[Your task]
Reproduce the records verbatim, from their first line through the line containing "section4-title: 4. How".
* * *
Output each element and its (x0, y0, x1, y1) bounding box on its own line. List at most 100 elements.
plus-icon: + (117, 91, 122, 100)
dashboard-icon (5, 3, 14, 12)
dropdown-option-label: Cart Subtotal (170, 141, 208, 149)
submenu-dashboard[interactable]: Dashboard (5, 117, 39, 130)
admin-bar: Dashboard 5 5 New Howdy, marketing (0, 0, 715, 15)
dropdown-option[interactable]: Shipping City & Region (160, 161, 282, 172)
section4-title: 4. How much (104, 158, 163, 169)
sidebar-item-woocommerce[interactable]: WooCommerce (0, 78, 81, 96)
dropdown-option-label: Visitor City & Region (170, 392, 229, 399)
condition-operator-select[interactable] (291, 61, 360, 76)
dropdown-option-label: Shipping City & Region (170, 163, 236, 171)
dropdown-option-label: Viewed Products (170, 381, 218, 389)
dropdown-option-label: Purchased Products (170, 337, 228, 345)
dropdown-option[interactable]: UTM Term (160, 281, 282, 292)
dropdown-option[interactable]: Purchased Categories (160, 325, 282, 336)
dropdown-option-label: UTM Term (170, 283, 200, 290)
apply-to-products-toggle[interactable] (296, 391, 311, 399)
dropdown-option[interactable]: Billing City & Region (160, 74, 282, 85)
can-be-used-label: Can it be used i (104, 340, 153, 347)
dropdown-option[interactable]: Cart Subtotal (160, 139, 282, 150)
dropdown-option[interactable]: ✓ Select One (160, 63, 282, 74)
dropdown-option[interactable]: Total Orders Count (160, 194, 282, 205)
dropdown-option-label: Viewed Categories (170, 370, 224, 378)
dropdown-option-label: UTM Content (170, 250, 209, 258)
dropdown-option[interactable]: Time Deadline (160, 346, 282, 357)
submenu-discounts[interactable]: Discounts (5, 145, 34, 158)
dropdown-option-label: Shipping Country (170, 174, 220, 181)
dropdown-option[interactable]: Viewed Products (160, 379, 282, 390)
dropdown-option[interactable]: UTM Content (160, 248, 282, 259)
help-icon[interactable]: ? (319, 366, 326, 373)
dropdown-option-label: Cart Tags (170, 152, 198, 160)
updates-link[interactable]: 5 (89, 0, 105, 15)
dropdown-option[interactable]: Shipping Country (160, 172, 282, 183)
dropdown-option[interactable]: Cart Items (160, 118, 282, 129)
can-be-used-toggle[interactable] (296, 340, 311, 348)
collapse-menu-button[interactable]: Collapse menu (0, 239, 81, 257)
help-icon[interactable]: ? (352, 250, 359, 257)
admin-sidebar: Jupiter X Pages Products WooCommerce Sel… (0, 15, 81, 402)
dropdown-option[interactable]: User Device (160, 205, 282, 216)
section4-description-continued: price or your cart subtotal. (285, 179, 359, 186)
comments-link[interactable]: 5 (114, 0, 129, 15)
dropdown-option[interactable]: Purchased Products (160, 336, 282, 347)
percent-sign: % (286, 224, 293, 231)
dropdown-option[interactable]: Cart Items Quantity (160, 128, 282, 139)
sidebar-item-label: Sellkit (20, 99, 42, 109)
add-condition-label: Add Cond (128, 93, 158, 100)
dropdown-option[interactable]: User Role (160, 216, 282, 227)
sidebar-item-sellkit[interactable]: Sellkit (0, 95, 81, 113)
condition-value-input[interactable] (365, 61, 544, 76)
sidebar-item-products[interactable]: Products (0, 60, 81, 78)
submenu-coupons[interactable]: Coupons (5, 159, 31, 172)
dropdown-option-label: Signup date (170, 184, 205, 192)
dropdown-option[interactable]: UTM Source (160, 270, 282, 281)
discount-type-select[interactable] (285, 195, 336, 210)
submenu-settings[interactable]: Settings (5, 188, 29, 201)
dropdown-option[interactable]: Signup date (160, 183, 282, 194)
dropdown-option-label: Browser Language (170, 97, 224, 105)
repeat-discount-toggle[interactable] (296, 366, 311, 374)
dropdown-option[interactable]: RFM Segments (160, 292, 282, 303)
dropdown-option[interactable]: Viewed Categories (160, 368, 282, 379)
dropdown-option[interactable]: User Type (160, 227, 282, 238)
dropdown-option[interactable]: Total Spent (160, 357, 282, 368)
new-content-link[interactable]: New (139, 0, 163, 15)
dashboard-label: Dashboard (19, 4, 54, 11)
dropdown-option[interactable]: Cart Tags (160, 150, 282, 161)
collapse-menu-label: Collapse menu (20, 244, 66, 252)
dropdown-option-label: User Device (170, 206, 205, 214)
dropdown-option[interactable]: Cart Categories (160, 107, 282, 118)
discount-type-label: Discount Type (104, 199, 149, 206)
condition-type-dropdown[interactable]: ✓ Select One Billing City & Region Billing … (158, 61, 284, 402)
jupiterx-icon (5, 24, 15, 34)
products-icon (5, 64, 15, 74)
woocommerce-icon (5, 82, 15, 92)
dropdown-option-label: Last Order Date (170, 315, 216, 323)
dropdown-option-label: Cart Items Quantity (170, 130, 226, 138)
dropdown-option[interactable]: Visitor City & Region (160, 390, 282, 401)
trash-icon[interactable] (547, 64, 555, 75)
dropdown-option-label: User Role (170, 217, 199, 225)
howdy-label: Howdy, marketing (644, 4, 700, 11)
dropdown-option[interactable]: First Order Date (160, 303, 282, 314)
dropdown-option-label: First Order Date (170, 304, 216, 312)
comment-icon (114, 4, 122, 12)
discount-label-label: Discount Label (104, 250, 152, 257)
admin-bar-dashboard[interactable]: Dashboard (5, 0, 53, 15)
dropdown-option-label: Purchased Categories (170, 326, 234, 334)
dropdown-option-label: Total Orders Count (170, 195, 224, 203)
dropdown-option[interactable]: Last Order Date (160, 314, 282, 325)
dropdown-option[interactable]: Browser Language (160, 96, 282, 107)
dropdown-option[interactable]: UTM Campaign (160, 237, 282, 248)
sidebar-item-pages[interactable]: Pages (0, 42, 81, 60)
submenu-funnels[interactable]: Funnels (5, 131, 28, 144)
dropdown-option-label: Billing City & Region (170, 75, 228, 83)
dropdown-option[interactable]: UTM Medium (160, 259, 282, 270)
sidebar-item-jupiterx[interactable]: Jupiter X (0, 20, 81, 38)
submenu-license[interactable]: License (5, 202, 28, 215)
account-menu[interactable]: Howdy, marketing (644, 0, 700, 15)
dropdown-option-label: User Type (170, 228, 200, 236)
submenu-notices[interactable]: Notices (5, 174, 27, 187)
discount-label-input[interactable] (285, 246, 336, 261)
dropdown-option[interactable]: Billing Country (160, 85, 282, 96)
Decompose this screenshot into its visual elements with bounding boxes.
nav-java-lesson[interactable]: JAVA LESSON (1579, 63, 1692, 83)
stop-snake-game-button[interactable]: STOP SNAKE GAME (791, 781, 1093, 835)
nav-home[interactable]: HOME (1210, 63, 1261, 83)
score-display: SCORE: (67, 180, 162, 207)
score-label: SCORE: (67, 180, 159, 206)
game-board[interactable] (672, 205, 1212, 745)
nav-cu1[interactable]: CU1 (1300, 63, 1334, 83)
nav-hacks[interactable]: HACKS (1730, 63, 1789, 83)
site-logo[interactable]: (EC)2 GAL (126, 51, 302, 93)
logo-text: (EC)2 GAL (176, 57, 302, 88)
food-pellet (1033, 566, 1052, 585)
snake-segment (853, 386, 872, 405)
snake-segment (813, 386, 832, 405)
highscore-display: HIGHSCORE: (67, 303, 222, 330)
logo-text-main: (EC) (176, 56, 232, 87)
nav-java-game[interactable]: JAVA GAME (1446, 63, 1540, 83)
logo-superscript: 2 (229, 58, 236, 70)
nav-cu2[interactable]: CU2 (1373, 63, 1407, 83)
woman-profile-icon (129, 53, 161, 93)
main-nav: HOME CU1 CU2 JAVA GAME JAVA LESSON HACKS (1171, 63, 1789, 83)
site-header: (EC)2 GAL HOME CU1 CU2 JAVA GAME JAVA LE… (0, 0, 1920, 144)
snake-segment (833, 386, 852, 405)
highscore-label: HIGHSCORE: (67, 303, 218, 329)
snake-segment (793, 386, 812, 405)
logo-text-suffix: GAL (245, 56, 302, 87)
* * *
[Final result]
Output each element and its (x0, y0, x1, y1) bounding box on its own line. List at most 100 elements.
plus-icon: + (117, 91, 122, 100)
dashboard-icon (5, 3, 14, 12)
dropdown-option-label: Cart Subtotal (170, 141, 208, 149)
submenu-dashboard[interactable]: Dashboard (5, 117, 39, 130)
admin-bar: Dashboard 5 5 New Howdy, marketing (0, 0, 715, 15)
dropdown-option[interactable]: Shipping City & Region (160, 161, 282, 172)
section4-title: 4. How much (104, 158, 163, 169)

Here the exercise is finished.